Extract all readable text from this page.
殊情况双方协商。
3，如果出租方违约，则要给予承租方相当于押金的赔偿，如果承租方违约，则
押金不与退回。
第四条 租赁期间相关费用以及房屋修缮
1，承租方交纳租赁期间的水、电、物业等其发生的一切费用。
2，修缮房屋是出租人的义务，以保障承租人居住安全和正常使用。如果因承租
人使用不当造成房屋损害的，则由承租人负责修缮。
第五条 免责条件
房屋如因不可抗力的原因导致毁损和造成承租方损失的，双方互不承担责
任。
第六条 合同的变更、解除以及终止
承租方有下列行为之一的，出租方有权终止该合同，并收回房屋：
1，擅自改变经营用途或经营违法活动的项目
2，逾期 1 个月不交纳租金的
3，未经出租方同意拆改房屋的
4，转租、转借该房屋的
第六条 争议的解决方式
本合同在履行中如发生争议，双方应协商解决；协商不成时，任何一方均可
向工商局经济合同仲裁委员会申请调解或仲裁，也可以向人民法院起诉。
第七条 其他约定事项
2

---*---

Every record should be repeated exactly; please leave none out.

Extract all readable text from this page.
殊情况双方协商。
3，如果出租方违约，则要给予承租方相当于押金的赔偿，如果承租方违约，则
押金不与退回。
第四条 租赁期间相关费用以及房屋修缮
1，承租方交纳租赁期间的水、电、物业等其发生的一切费用。
2，修缮房屋是出租人的义务，以保障承租人居住安全和正常使用。如果因承租
人使用不当造成房屋损害的，则由承租人负责修缮。
第五条 免责条件
房屋如因不可抗力的原因导致毁损和造成承租方损失的，双方互不承担责
任。
第六条 合同的变更、解除以及终止
承租方有下列行为之一的，出租方有权终止该合同，并收回房屋：
1，擅自改变经营用途或经营违法活动的项目
2，逾期 1 个月不交纳租金的
3，未经出租方同意拆改房屋的
4，转租、转借该房屋的
第六条 争议的解决方式
本合同在履行中如发生争议，双方应协商解决；协商不成时，任何一方均可
向工商局经济合同仲裁委员会申请调解或仲裁，也可以向人民法院起诉。
第七条 其他约定事项
2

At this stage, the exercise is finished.